Figure data in JSON:
>> start

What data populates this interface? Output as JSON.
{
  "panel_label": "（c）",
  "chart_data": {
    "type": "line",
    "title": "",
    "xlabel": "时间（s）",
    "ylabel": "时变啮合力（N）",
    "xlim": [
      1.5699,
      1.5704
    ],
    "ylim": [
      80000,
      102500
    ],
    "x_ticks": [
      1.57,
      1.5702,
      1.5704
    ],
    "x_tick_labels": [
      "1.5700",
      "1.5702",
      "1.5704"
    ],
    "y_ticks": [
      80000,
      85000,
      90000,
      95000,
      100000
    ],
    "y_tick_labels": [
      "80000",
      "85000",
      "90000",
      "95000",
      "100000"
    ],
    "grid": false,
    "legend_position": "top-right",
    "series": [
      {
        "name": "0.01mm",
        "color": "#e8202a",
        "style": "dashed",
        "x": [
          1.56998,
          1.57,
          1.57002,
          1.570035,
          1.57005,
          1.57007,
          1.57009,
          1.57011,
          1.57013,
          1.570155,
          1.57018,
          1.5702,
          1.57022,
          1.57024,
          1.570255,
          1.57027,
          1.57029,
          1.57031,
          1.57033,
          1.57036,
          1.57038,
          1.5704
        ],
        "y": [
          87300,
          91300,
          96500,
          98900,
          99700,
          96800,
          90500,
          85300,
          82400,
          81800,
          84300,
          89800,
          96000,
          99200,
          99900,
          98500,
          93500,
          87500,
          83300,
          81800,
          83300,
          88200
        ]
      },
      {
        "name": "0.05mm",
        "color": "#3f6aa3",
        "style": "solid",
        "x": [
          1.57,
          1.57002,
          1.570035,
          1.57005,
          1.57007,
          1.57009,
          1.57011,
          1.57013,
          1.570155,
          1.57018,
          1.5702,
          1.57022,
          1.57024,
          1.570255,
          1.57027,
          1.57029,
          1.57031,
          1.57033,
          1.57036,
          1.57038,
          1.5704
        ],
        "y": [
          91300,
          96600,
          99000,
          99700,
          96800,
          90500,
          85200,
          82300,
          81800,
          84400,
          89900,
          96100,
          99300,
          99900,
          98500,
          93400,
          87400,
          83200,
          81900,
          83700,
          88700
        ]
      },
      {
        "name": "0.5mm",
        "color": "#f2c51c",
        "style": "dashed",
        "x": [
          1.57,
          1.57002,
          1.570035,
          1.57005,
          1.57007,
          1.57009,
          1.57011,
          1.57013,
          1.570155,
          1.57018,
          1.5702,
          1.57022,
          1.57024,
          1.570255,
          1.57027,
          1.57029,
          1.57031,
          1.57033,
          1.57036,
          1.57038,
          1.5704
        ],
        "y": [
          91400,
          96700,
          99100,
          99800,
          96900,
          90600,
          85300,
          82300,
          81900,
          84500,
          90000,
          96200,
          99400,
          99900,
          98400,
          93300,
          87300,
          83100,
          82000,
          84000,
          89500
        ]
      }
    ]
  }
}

>> end

SET TASK: Report the number of lines of the listing above that hold the string "color", with no other text.

EXPECTED ANSWER: 3